## [Entries shown]
----

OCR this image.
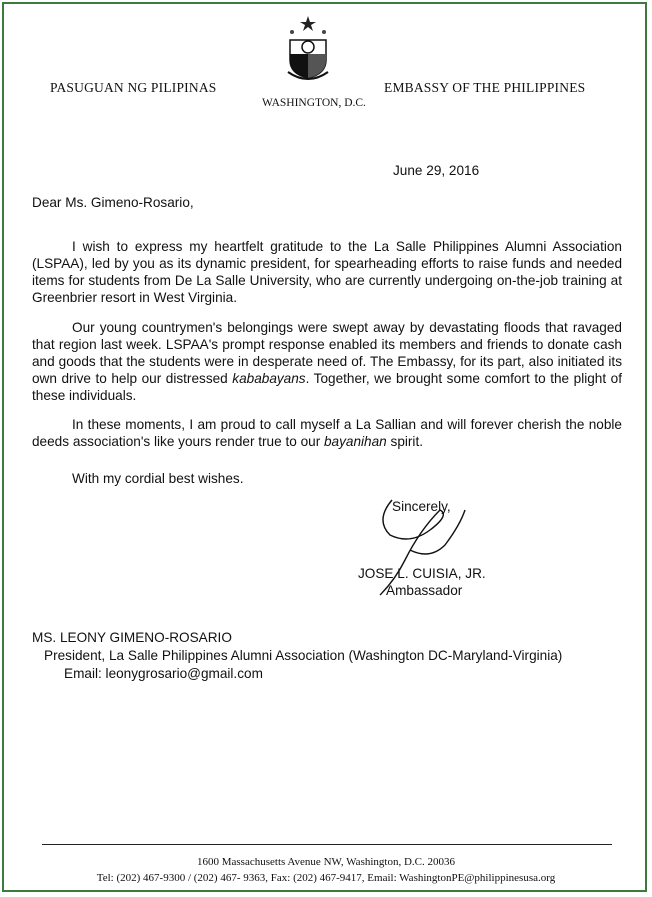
PASUGUAN NG PILIPINAS	EMBASSY OF THE PHILIPPINES
WASHINGTON, D.C.
June 29, 2016
Dear Ms. Gimeno-Rosario,

I wish to express my heartfelt gratitude to the La Salle Philippines Alumni Association (LSPAA), led by you as its dynamic president, for spearheading efforts to raise funds and needed items for students from De La Salle University, who are currently undergoing on-the-job training at Greenbrier resort in West Virginia.

Our young countrymen's belongings were swept away by devastating floods that ravaged that region last week. LSPAA's prompt response enabled its members and friends to donate cash and goods that the students were in desperate need of. The Embassy, for its part, also initiated its own drive to help our distressed kababayans. Together, we brought some comfort to the plight of these individuals.

In these moments, I am proud to call myself a La Sallian and will forever cherish the noble deeds association's like yours render true to our bayanihan spirit.

With my cordial best wishes.
Sincerely,
JOSE L. CUISIA, JR.
Ambassador
MS. LEONY GIMENO-ROSARIO
President, La Salle Philippines Alumni Association (Washington DC-Maryland-Virginia)
Email: leonygrosario@gmail.com
1600 Massachusetts Avenue NW, Washington, D.C. 20036
Tel: (202) 467-9300 / (202) 467- 9363, Fax: (202) 467-9417, Email: WashingtonPE@philippinesusa.org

----

## [Work instructions]
Quote the records above in full, dropping each picture.

## [Written response]
OCR this image.
PASUGUAN NG PILIPINAS	EMBASSY OF THE PHILIPPINES
WASHINGTON, D.C.
June 29, 2016
Dear Ms. Gimeno-Rosario,

I wish to express my heartfelt gratitude to the La Salle Philippines Alumni Association (LSPAA), led by you as its dynamic president, for spearheading efforts to raise funds and needed items for students from De La Salle University, who are currently undergoing on-the-job training at Greenbrier resort in West Virginia.

Our young countrymen's belongings were swept away by devastating floods that ravaged that region last week. LSPAA's prompt response enabled its members and friends to donate cash and goods that the students were in desperate need of. The Embassy, for its part, also initiated its own drive to help our distressed kababayans. Together, we brought some comfort to the plight of these individuals.

In these moments, I am proud to call myself a La Sallian and will forever cherish the noble deeds association's like yours render true to our bayanihan spirit.

With my cordial best wishes.
Sincerely,
JOSE L. CUISIA, JR.
Ambassador
MS. LEONY GIMENO-ROSARIO
President, La Salle Philippines Alumni Association (Washington DC-Maryland-Virginia)
Email: leonygrosario@gmail.com
1600 Massachusetts Avenue NW, Washington, D.C. 20036
Tel: (202) 467-9300 / (202) 467- 9363, Fax: (202) 467-9417, Email: WashingtonPE@philippinesusa.org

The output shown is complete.